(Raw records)
+===+

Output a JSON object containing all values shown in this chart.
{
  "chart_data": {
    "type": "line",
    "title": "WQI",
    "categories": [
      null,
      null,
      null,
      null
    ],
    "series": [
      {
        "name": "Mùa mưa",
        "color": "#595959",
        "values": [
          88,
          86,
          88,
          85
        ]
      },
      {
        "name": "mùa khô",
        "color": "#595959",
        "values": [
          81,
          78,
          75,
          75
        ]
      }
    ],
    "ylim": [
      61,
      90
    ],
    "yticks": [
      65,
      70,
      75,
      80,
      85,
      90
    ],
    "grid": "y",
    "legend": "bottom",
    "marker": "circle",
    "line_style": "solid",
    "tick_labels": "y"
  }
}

+===+

**WHAT IS BEING ASKED**. Please output the entries above, every line exactly as it reads.

**TASK SOLUTION**.
Output a JSON object containing all values shown in this chart.
{
  "chart_data": {
    "type": "line",
    "title": "WQI",
    "categories": [
      null,
      null,
      null,
      null
    ],
    "series": [
      {
        "name": "Mùa mưa",
        "color": "#595959",
        "values": [
          88,
          86,
          88,
          85
        ]
      },
      {
        "name": "mùa khô",
        "color": "#595959",
        "values": [
          81,
          78,
          75,
          75
        ]
      }
    ],
    "ylim": [
      61,
      90
    ],
    "yticks": [
      65,
      70,
      75,
      80,
      85,
      90
    ],
    "grid": "y",
    "legend": "bottom",
    "marker": "circle",
    "line_style": "solid",
    "tick_labels": "y"
  }
}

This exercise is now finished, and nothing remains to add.